• _Exercise task_: What lines of the data include the string "name"? Copy them all.

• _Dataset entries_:
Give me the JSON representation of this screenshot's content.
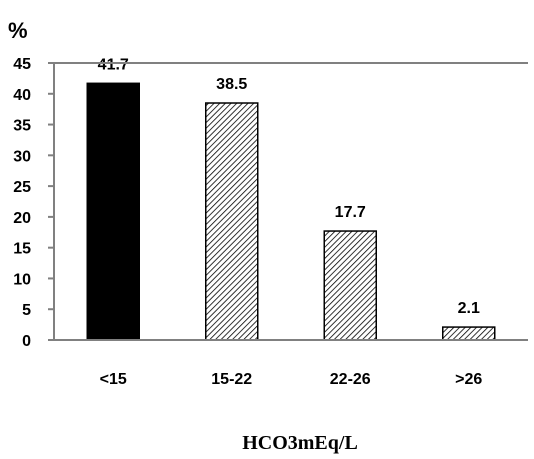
{
  "chart_data": {
    "type": "bar",
    "ylabel": "%",
    "xlabel": "HCO3mEq/L",
    "categories": [
      "<15",
      "15-22",
      "22-26",
      ">26"
    ],
    "values": [
      41.7,
      38.5,
      17.7,
      2.1
    ],
    "value_labels": [
      "41.7",
      "38.5",
      "17.7",
      "2.1"
    ],
    "ylim": [
      0,
      45
    ],
    "yticks": [
      0,
      5,
      10,
      15,
      20,
      25,
      30,
      35,
      40,
      45
    ],
    "grid": false,
    "legend": "none",
    "bar_fills": [
      "solid",
      "hatched",
      "hatched",
      "hatched"
    ],
    "colors": {
      "bar": "#000000",
      "axis": "#808080",
      "text": "#000000",
      "background": "#ffffff"
    }
  }
}
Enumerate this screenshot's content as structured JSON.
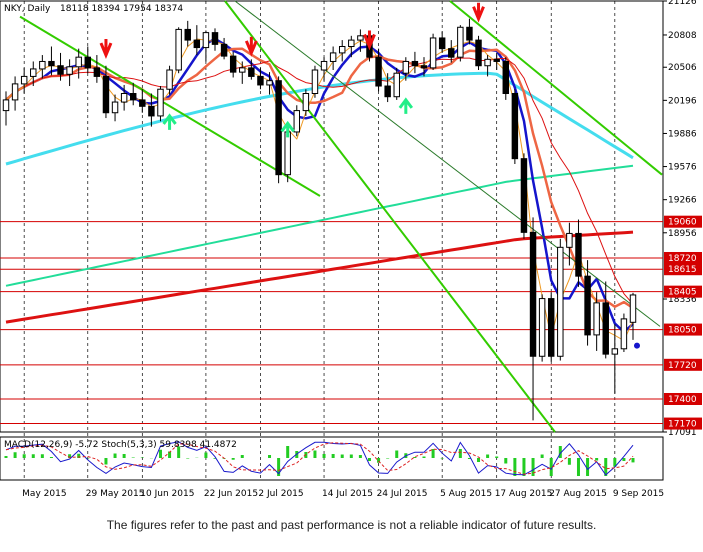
{
  "chart_data": {
    "type": "candlestick",
    "title": "NKY, Daily",
    "ohlc_header": "18118 18394 17954 18374",
    "indicator_label": "MACD(12,26,9) -5.72 Stoch(5,3,3) 59.8398 41.4872",
    "ylim": [
      17091,
      21126
    ],
    "y_ticks": [
      {
        "value": 21126,
        "label": "21126"
      },
      {
        "value": 20808,
        "label": "20808"
      },
      {
        "value": 20506,
        "label": "20506"
      },
      {
        "value": 20196,
        "label": "20196"
      },
      {
        "value": 19886,
        "label": "19886"
      },
      {
        "value": 19576,
        "label": "19576"
      },
      {
        "value": 19266,
        "label": "19266"
      },
      {
        "value": 18956,
        "label": "18956"
      },
      {
        "value": 18336,
        "label": "18336"
      },
      {
        "value": 17091,
        "label": "17091"
      }
    ],
    "levels": [
      {
        "value": 19060,
        "label": "19060"
      },
      {
        "value": 18720,
        "label": "18720"
      },
      {
        "value": 18615,
        "label": "18615"
      },
      {
        "value": 18405,
        "label": "18405"
      },
      {
        "value": 18050,
        "label": "18050"
      },
      {
        "value": 17720,
        "label": "17720"
      },
      {
        "value": 17400,
        "label": "17400"
      },
      {
        "value": 17170,
        "label": "17170"
      }
    ],
    "x_labels": [
      "May 2015",
      "29 May 2015",
      "10 Jun 2015",
      "22 Jun 2015",
      "2 Jul 2015",
      "14 Jul 2015",
      "24 Jul 2015",
      "5 Aug 2015",
      "17 Aug 2015",
      "27 Aug 2015",
      "9 Sep 2015"
    ],
    "candles": [
      {
        "o": 20100,
        "h": 20280,
        "l": 19960,
        "c": 20200
      },
      {
        "o": 20200,
        "h": 20420,
        "l": 20100,
        "c": 20350
      },
      {
        "o": 20350,
        "h": 20500,
        "l": 20260,
        "c": 20420
      },
      {
        "o": 20420,
        "h": 20560,
        "l": 20330,
        "c": 20490
      },
      {
        "o": 20490,
        "h": 20620,
        "l": 20400,
        "c": 20560
      },
      {
        "o": 20560,
        "h": 20700,
        "l": 20430,
        "c": 20520
      },
      {
        "o": 20520,
        "h": 20640,
        "l": 20380,
        "c": 20440
      },
      {
        "o": 20440,
        "h": 20580,
        "l": 20330,
        "c": 20510
      },
      {
        "o": 20510,
        "h": 20680,
        "l": 20400,
        "c": 20600
      },
      {
        "o": 20600,
        "h": 20700,
        "l": 20450,
        "c": 20500
      },
      {
        "o": 20500,
        "h": 20620,
        "l": 20360,
        "c": 20420
      },
      {
        "o": 20420,
        "h": 20520,
        "l": 20030,
        "c": 20080
      },
      {
        "o": 20080,
        "h": 20250,
        "l": 20000,
        "c": 20180
      },
      {
        "o": 20180,
        "h": 20340,
        "l": 20100,
        "c": 20260
      },
      {
        "o": 20260,
        "h": 20360,
        "l": 20150,
        "c": 20200
      },
      {
        "o": 20200,
        "h": 20300,
        "l": 20080,
        "c": 20140
      },
      {
        "o": 20140,
        "h": 20260,
        "l": 19950,
        "c": 20050
      },
      {
        "o": 20050,
        "h": 20330,
        "l": 20000,
        "c": 20300
      },
      {
        "o": 20300,
        "h": 20520,
        "l": 20250,
        "c": 20480
      },
      {
        "o": 20480,
        "h": 20880,
        "l": 20450,
        "c": 20860
      },
      {
        "o": 20860,
        "h": 20940,
        "l": 20700,
        "c": 20760
      },
      {
        "o": 20760,
        "h": 20900,
        "l": 20620,
        "c": 20690
      },
      {
        "o": 20690,
        "h": 20850,
        "l": 20560,
        "c": 20830
      },
      {
        "o": 20830,
        "h": 20870,
        "l": 20660,
        "c": 20720
      },
      {
        "o": 20720,
        "h": 20780,
        "l": 20580,
        "c": 20610
      },
      {
        "o": 20610,
        "h": 20650,
        "l": 20410,
        "c": 20460
      },
      {
        "o": 20460,
        "h": 20560,
        "l": 20350,
        "c": 20500
      },
      {
        "o": 20500,
        "h": 20580,
        "l": 20390,
        "c": 20420
      },
      {
        "o": 20420,
        "h": 20500,
        "l": 20300,
        "c": 20340
      },
      {
        "o": 20340,
        "h": 20460,
        "l": 20250,
        "c": 20380
      },
      {
        "o": 20380,
        "h": 20420,
        "l": 19420,
        "c": 19500
      },
      {
        "o": 19500,
        "h": 19980,
        "l": 19430,
        "c": 19900
      },
      {
        "o": 19900,
        "h": 20150,
        "l": 19860,
        "c": 20100
      },
      {
        "o": 20100,
        "h": 20300,
        "l": 20050,
        "c": 20260
      },
      {
        "o": 20260,
        "h": 20520,
        "l": 20220,
        "c": 20480
      },
      {
        "o": 20480,
        "h": 20600,
        "l": 20380,
        "c": 20560
      },
      {
        "o": 20560,
        "h": 20700,
        "l": 20480,
        "c": 20640
      },
      {
        "o": 20640,
        "h": 20760,
        "l": 20560,
        "c": 20700
      },
      {
        "o": 20700,
        "h": 20800,
        "l": 20600,
        "c": 20760
      },
      {
        "o": 20760,
        "h": 20860,
        "l": 20650,
        "c": 20800
      },
      {
        "o": 20800,
        "h": 20840,
        "l": 20560,
        "c": 20600
      },
      {
        "o": 20600,
        "h": 20680,
        "l": 20280,
        "c": 20330
      },
      {
        "o": 20330,
        "h": 20450,
        "l": 20180,
        "c": 20230
      },
      {
        "o": 20230,
        "h": 20500,
        "l": 20200,
        "c": 20450
      },
      {
        "o": 20450,
        "h": 20600,
        "l": 20380,
        "c": 20560
      },
      {
        "o": 20560,
        "h": 20650,
        "l": 20450,
        "c": 20520
      },
      {
        "o": 20520,
        "h": 20600,
        "l": 20420,
        "c": 20500
      },
      {
        "o": 20500,
        "h": 20820,
        "l": 20480,
        "c": 20780
      },
      {
        "o": 20780,
        "h": 20840,
        "l": 20640,
        "c": 20680
      },
      {
        "o": 20680,
        "h": 20760,
        "l": 20550,
        "c": 20600
      },
      {
        "o": 20600,
        "h": 20900,
        "l": 20560,
        "c": 20880
      },
      {
        "o": 20880,
        "h": 20960,
        "l": 20720,
        "c": 20760
      },
      {
        "o": 20760,
        "h": 20800,
        "l": 20480,
        "c": 20520
      },
      {
        "o": 20520,
        "h": 20620,
        "l": 20420,
        "c": 20580
      },
      {
        "o": 20580,
        "h": 20640,
        "l": 20480,
        "c": 20560
      },
      {
        "o": 20560,
        "h": 20600,
        "l": 20200,
        "c": 20260
      },
      {
        "o": 20260,
        "h": 20300,
        "l": 19600,
        "c": 19650
      },
      {
        "o": 19650,
        "h": 19700,
        "l": 18900,
        "c": 18960
      },
      {
        "o": 18960,
        "h": 19100,
        "l": 17200,
        "c": 17800
      },
      {
        "o": 17800,
        "h": 18380,
        "l": 17750,
        "c": 18340
      },
      {
        "o": 18340,
        "h": 18400,
        "l": 17750,
        "c": 17800
      },
      {
        "o": 17800,
        "h": 18900,
        "l": 17760,
        "c": 18820
      },
      {
        "o": 18820,
        "h": 19050,
        "l": 18650,
        "c": 18950
      },
      {
        "o": 18950,
        "h": 19080,
        "l": 18450,
        "c": 18550
      },
      {
        "o": 18550,
        "h": 18700,
        "l": 17900,
        "c": 18000
      },
      {
        "o": 18000,
        "h": 18400,
        "l": 17850,
        "c": 18300
      },
      {
        "o": 18300,
        "h": 18500,
        "l": 17780,
        "c": 17820
      },
      {
        "o": 17820,
        "h": 18100,
        "l": 17450,
        "c": 17870
      },
      {
        "o": 17870,
        "h": 18200,
        "l": 17840,
        "c": 18150
      },
      {
        "o": 18118,
        "h": 18394,
        "l": 17954,
        "c": 18374
      }
    ]
  },
  "footer": {
    "disclaimer": "The figures refer to the past and past performance is not a reliable indicator of future results."
  },
  "colors": {
    "bull_fill": "#ffffff",
    "bear_fill": "#000000",
    "level_line": "#d40000",
    "level_label_bg": "#d40000",
    "trendline": "#33cc00",
    "ma_red": "#dd1111",
    "ma_teal": "#22dd99",
    "ma_cyan": "#44ddee",
    "ma_blue": "#1515cc",
    "ma_orange": "#ee6644",
    "arrow_red": "#ee1111",
    "arrow_green": "#22ee88",
    "macd_hist": "#22cc22"
  }
}
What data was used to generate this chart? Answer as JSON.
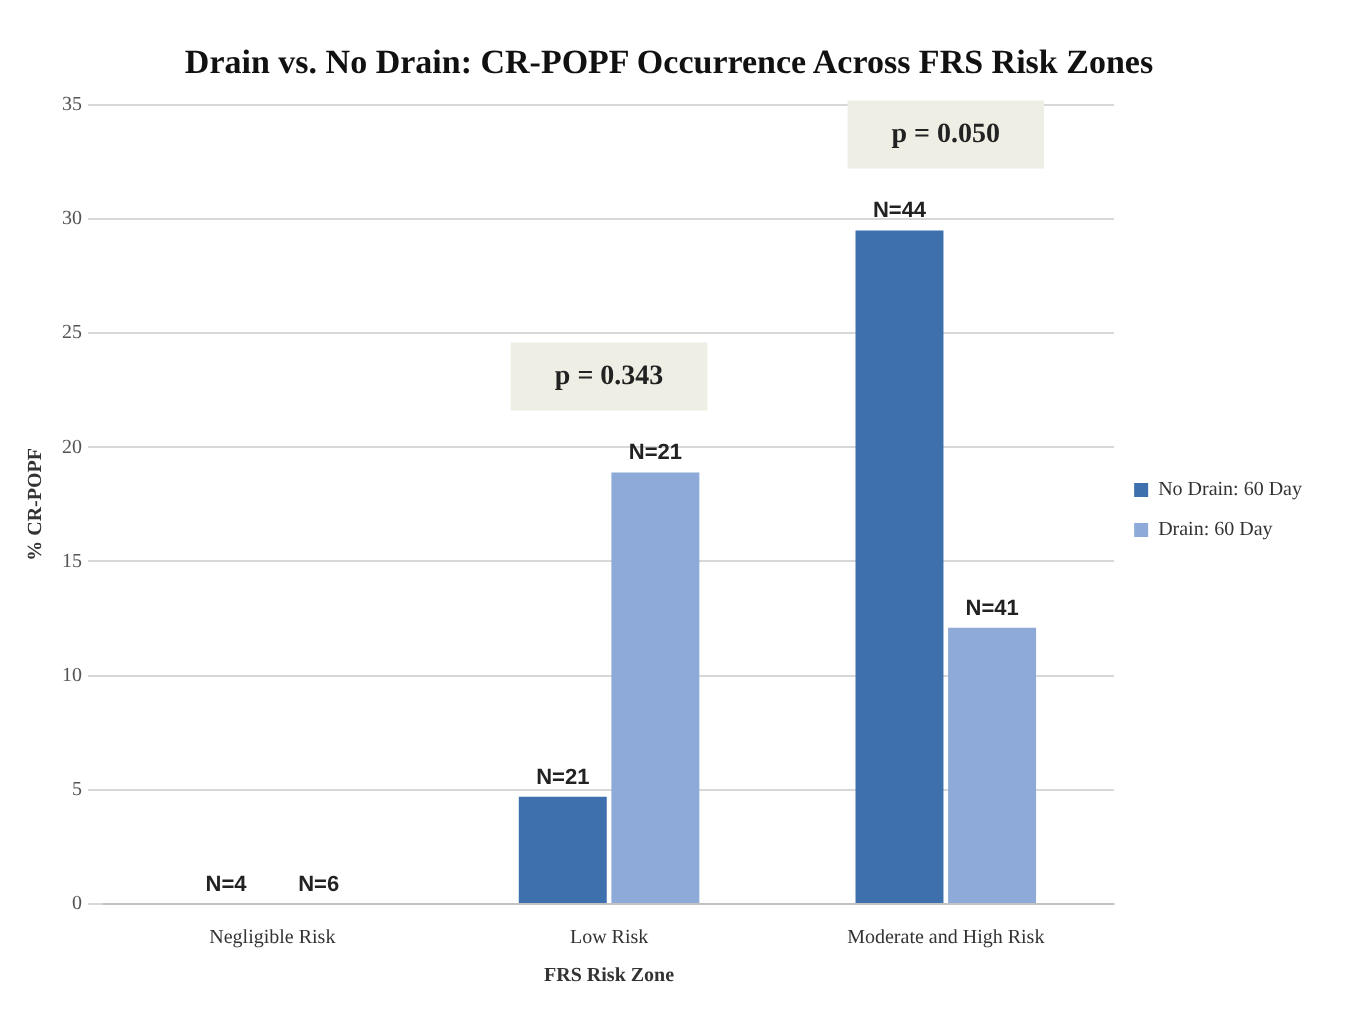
{
  "chart_data": {
    "type": "bar",
    "title": "Drain vs. No Drain: CR-POPF Occurrence Across FRS Risk Zones",
    "xlabel": "FRS Risk Zone",
    "ylabel": "% CR-POPF",
    "categories": [
      "Negligible Risk",
      "Low Risk",
      "Moderate and High Risk"
    ],
    "series": [
      {
        "name": "No Drain: 60 Day",
        "color": "#3f70ae",
        "values": [
          0,
          4.7,
          29.5
        ]
      },
      {
        "name": "Drain: 60 Day",
        "color": "#8eaad8",
        "values": [
          0,
          18.9,
          12.1
        ]
      }
    ],
    "annotations": [
      "p = 0.343",
      "p = 0.050",
      {
        "text": "N=4",
        "x": "Negligible Risk",
        "y": 0
      },
      {
        "text": "N=6",
        "x": "Negligible Risk",
        "y": 0
      },
      {
        "text": "N=21",
        "x": "Low Risk",
        "y": 4.7
      },
      {
        "text": "N=21",
        "x": "Low Risk",
        "y": 18.9
      },
      {
        "text": "N=44",
        "x": "Moderate and High Risk",
        "y": 29.5
      },
      {
        "text": "N=41",
        "x": "Moderate and High Risk",
        "y": 12.1
      }
    ],
    "ylim": [
      0,
      35
    ],
    "yticks": [
      0,
      5,
      10,
      15,
      20,
      25,
      30,
      35
    ],
    "grid": "y",
    "legend": "right"
  }
}
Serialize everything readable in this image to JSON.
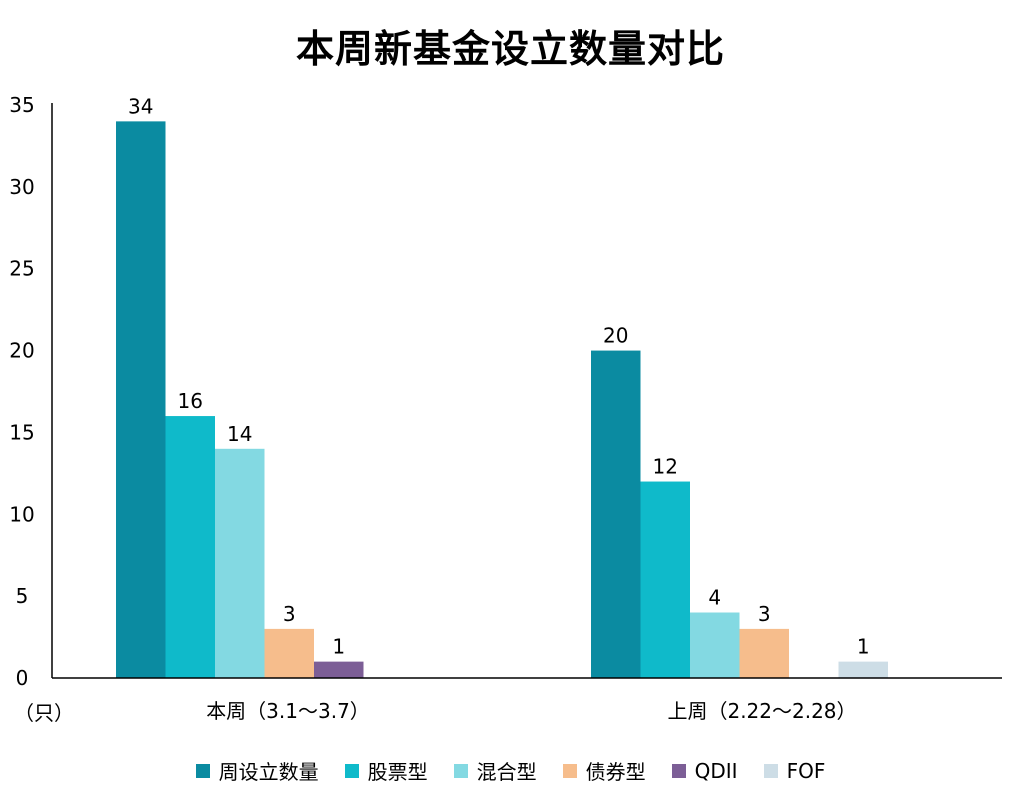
{
  "chart_data": {
    "type": "bar",
    "title": "本周新基金设立数量对比",
    "unit_label": "（只）",
    "categories": [
      "本周（3.1～3.7）",
      "上周（2.22～2.28）"
    ],
    "series": [
      {
        "name": "周设立数量",
        "color": "#0b8ba1",
        "values": [
          34,
          20
        ]
      },
      {
        "name": "股票型",
        "color": "#0fbaca",
        "values": [
          16,
          12
        ]
      },
      {
        "name": "混合型",
        "color": "#83d9e2",
        "values": [
          14,
          4
        ]
      },
      {
        "name": "债券型",
        "color": "#f6bd8c",
        "values": [
          3,
          3
        ]
      },
      {
        "name": "QDII",
        "color": "#7c5e96",
        "values": [
          1,
          null
        ]
      },
      {
        "name": "FOF",
        "color": "#cddde6",
        "values": [
          null,
          1
        ]
      }
    ],
    "yticks": [
      0,
      5,
      10,
      15,
      20,
      25,
      30,
      35
    ],
    "ylim": [
      0,
      35
    ],
    "grid": false,
    "legend_position": "bottom",
    "data_labels": true
  }
}
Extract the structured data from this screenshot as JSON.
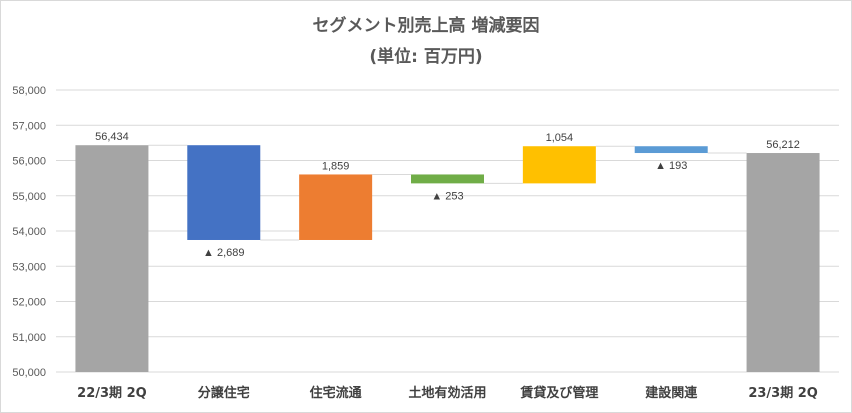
{
  "chart_data": {
    "type": "waterfall",
    "title": "セグメント別売上高 増減要因",
    "subtitle": "(単位: 百万円)",
    "categories": [
      "22/3期 2Q",
      "分譲住宅",
      "住宅流通",
      "土地有効活用",
      "賃貸及び管理",
      "建設関連",
      "23/3期 2Q"
    ],
    "values": [
      56434,
      -2689,
      1859,
      -253,
      1054,
      -193,
      56212
    ],
    "kinds": [
      "total",
      "delta",
      "delta",
      "delta",
      "delta",
      "delta",
      "total"
    ],
    "data_labels": [
      "56,434",
      "▲ 2,689",
      "1,859",
      "▲ 253",
      "1,054",
      "▲ 193",
      "56,212"
    ],
    "colors": [
      "#a5a5a5",
      "#4472c4",
      "#ed7d31",
      "#70ad47",
      "#ffc000",
      "#5b9bd5",
      "#a5a5a5"
    ],
    "ylim": [
      50000,
      58000
    ],
    "yticks": [
      "50,000",
      "51,000",
      "52,000",
      "53,000",
      "54,000",
      "55,000",
      "56,000",
      "57,000",
      "58,000"
    ],
    "grid": true,
    "connector_color": "#d9d9d9",
    "xlabel": "",
    "ylabel": ""
  }
}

• _Written response_:
        "name": "No Drain: 60 Day",
        "name": "Drain: 60 Day",
        "name": "周设立数量",
        "name": "股票型",
        "name": "混合型",
        "name": "债券型",
        "name": "QDII",
        "name": "FOF",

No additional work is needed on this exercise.